WHAT TO PRODUCE ▸
Copy out the lines that include the word "Test".

Figure contents as structured data ▸
= = = = =
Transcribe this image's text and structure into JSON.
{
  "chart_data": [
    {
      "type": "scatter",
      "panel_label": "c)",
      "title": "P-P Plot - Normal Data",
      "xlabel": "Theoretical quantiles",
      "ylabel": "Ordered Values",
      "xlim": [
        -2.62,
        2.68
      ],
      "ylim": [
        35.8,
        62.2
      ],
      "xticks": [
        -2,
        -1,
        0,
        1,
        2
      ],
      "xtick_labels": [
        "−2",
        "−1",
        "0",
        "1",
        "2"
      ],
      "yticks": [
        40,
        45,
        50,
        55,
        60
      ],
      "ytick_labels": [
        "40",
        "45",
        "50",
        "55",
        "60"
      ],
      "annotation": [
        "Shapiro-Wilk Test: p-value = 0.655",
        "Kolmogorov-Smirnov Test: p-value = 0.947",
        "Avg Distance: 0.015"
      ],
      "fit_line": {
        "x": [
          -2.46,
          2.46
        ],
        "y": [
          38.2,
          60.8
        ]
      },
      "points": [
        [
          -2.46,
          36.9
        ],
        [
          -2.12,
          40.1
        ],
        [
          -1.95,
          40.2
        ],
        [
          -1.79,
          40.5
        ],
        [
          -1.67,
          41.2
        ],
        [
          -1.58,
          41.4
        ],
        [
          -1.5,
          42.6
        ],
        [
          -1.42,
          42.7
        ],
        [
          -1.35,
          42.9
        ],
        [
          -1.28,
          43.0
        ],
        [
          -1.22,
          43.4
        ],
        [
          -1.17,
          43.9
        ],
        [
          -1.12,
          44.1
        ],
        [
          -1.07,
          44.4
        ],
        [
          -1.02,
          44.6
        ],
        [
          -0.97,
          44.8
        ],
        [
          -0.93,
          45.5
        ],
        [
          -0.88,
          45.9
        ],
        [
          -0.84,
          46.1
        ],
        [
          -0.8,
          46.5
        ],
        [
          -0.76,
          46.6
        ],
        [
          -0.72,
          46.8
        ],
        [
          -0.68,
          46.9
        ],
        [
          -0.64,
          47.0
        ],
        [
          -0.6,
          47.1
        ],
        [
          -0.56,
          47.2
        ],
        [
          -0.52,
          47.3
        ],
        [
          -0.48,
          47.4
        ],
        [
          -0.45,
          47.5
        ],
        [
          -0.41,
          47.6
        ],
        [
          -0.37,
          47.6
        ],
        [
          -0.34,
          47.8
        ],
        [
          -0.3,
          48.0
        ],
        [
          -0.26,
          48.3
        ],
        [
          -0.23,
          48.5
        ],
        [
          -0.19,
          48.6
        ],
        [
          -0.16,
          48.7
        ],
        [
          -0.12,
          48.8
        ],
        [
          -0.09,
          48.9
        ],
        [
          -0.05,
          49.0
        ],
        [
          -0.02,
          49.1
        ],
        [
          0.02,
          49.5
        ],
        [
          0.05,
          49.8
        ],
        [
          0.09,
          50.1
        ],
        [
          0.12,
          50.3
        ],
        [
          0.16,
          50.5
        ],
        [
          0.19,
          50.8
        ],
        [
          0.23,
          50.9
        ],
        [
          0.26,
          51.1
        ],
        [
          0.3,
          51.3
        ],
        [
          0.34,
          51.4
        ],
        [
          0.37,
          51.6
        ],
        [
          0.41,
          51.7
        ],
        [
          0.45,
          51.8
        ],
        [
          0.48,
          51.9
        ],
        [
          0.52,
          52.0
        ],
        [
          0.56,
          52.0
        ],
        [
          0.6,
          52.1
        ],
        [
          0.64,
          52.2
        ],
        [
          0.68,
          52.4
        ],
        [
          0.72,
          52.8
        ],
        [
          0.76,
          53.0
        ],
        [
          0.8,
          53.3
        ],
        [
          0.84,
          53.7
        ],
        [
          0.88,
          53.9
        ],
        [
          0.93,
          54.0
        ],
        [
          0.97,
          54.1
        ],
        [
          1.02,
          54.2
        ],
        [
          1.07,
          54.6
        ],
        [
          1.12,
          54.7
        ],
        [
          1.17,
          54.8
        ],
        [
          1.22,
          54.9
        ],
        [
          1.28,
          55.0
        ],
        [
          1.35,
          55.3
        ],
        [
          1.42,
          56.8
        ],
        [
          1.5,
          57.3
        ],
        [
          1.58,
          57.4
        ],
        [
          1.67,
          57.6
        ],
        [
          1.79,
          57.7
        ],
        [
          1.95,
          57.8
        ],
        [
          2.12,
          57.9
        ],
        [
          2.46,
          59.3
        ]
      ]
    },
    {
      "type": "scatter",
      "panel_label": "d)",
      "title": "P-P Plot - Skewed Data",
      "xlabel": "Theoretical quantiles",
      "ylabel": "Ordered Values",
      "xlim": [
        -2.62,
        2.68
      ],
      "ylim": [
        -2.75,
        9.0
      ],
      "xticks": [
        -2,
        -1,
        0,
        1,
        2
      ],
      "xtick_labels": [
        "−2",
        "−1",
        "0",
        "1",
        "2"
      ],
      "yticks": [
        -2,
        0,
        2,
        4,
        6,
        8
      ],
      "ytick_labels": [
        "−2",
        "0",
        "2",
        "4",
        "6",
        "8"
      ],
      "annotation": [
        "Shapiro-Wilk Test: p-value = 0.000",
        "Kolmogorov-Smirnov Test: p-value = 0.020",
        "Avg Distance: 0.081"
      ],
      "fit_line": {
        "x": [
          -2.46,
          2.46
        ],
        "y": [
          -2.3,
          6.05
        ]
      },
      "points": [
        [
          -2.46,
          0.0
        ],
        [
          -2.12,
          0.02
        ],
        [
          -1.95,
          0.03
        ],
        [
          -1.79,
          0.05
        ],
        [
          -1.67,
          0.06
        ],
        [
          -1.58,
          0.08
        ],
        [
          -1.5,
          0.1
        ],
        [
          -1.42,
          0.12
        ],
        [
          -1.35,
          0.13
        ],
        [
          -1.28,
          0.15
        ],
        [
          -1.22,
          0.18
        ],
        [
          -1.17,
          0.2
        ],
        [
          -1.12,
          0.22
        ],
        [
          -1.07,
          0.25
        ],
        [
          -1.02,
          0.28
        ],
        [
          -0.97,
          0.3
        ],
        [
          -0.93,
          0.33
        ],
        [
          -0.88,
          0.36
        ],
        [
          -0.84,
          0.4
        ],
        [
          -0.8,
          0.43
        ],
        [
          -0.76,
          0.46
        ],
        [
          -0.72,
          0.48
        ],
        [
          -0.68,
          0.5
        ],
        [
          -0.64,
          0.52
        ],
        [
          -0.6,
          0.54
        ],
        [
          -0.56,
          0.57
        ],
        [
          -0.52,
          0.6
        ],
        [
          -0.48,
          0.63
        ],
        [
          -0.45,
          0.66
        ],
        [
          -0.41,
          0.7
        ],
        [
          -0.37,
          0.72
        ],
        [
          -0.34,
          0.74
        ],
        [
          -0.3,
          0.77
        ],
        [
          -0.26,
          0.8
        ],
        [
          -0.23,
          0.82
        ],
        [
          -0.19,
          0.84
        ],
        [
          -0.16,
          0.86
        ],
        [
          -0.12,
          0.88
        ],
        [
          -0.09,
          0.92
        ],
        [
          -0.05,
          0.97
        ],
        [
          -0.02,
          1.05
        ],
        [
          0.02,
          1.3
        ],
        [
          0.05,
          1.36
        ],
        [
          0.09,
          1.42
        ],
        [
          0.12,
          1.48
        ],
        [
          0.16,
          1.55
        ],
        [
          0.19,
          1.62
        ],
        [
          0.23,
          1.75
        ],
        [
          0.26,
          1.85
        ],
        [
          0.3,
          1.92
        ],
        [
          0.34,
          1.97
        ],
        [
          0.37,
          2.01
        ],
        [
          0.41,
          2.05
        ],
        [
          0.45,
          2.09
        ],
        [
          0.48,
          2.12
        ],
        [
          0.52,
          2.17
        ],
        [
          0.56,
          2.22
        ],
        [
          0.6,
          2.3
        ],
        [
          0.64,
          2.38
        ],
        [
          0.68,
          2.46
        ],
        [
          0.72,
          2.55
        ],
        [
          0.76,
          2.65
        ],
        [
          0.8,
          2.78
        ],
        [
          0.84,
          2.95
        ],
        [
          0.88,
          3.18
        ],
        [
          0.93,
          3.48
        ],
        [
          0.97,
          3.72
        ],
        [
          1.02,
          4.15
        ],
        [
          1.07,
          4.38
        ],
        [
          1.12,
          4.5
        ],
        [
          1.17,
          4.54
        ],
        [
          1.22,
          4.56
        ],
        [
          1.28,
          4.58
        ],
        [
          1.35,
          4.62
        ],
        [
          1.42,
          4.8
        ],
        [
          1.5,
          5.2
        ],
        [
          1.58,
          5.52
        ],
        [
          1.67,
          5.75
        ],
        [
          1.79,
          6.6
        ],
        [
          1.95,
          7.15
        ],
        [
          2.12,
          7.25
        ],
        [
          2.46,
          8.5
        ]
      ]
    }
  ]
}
= = = = =
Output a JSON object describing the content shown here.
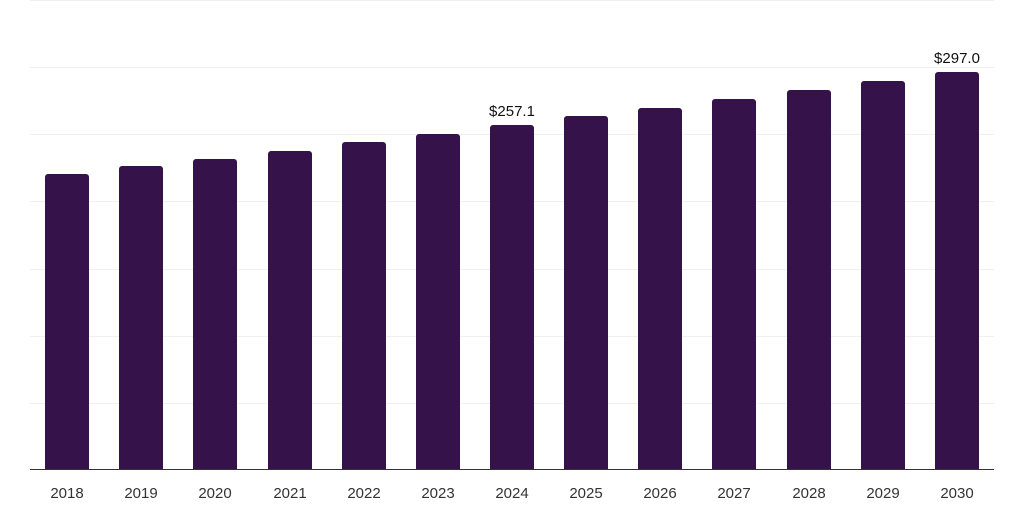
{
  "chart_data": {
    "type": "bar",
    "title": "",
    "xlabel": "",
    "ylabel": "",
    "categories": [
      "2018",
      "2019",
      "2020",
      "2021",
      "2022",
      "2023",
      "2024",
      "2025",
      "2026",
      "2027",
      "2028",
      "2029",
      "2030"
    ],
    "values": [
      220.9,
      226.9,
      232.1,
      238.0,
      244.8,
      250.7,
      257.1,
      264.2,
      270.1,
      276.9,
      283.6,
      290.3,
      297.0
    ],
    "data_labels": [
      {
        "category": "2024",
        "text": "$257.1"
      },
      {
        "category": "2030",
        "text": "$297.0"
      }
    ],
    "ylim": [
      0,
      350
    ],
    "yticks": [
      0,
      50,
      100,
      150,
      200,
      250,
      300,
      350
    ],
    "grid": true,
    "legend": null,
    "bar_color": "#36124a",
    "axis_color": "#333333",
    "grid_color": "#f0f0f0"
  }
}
= = = = =
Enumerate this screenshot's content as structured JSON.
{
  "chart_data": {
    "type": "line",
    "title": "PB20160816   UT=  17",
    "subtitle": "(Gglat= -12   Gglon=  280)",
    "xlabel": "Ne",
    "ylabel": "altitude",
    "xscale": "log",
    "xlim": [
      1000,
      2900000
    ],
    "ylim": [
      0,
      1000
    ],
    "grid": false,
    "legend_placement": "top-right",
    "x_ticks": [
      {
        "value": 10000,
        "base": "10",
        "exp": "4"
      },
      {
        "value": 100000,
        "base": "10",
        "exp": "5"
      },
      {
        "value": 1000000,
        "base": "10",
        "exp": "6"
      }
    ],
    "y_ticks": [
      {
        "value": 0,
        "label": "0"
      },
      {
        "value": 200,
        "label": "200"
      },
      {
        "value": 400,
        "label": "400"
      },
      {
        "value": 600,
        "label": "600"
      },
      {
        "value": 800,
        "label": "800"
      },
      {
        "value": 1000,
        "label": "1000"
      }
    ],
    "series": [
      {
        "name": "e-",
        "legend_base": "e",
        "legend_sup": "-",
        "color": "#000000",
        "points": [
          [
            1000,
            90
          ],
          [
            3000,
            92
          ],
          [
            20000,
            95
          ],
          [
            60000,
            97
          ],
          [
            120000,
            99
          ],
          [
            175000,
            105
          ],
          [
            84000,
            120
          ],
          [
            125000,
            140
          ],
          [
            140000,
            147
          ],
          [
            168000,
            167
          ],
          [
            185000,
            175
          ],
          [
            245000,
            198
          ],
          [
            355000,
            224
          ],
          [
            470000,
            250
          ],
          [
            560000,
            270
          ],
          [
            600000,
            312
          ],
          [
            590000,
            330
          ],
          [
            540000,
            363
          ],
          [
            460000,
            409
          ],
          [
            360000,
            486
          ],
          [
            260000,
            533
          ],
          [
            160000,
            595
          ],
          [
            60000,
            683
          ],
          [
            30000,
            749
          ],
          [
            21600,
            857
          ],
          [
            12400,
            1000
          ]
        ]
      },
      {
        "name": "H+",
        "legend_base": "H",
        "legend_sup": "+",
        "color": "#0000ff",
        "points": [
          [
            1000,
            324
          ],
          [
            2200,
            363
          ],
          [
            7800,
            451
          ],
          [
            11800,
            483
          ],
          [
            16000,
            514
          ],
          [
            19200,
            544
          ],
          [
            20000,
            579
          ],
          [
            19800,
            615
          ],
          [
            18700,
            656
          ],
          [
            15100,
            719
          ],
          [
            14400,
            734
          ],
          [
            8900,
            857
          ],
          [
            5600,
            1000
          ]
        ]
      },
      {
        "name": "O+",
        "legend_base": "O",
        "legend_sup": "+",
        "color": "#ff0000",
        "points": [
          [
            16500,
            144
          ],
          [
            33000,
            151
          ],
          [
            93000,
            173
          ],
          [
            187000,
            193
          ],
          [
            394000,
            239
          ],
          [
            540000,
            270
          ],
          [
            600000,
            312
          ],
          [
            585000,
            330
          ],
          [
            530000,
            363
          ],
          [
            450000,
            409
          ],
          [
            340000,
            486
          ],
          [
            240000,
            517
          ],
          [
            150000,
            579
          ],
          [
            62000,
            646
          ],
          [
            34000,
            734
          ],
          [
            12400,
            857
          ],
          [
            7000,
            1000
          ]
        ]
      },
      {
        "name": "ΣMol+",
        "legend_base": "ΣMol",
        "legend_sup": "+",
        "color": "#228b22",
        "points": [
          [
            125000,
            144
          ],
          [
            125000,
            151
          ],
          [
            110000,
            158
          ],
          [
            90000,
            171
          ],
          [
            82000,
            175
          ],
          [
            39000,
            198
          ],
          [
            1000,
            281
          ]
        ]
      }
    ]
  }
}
= = = = =
THE COMPLETED TASK ▸
        "Shapiro-Wilk Test: p-value = 0.655",
        "Kolmogorov-Smirnov Test: p-value = 0.947",
        "Shapiro-Wilk Test: p-value = 0.000",
        "Kolmogorov-Smirnov Test: p-value = 0.020",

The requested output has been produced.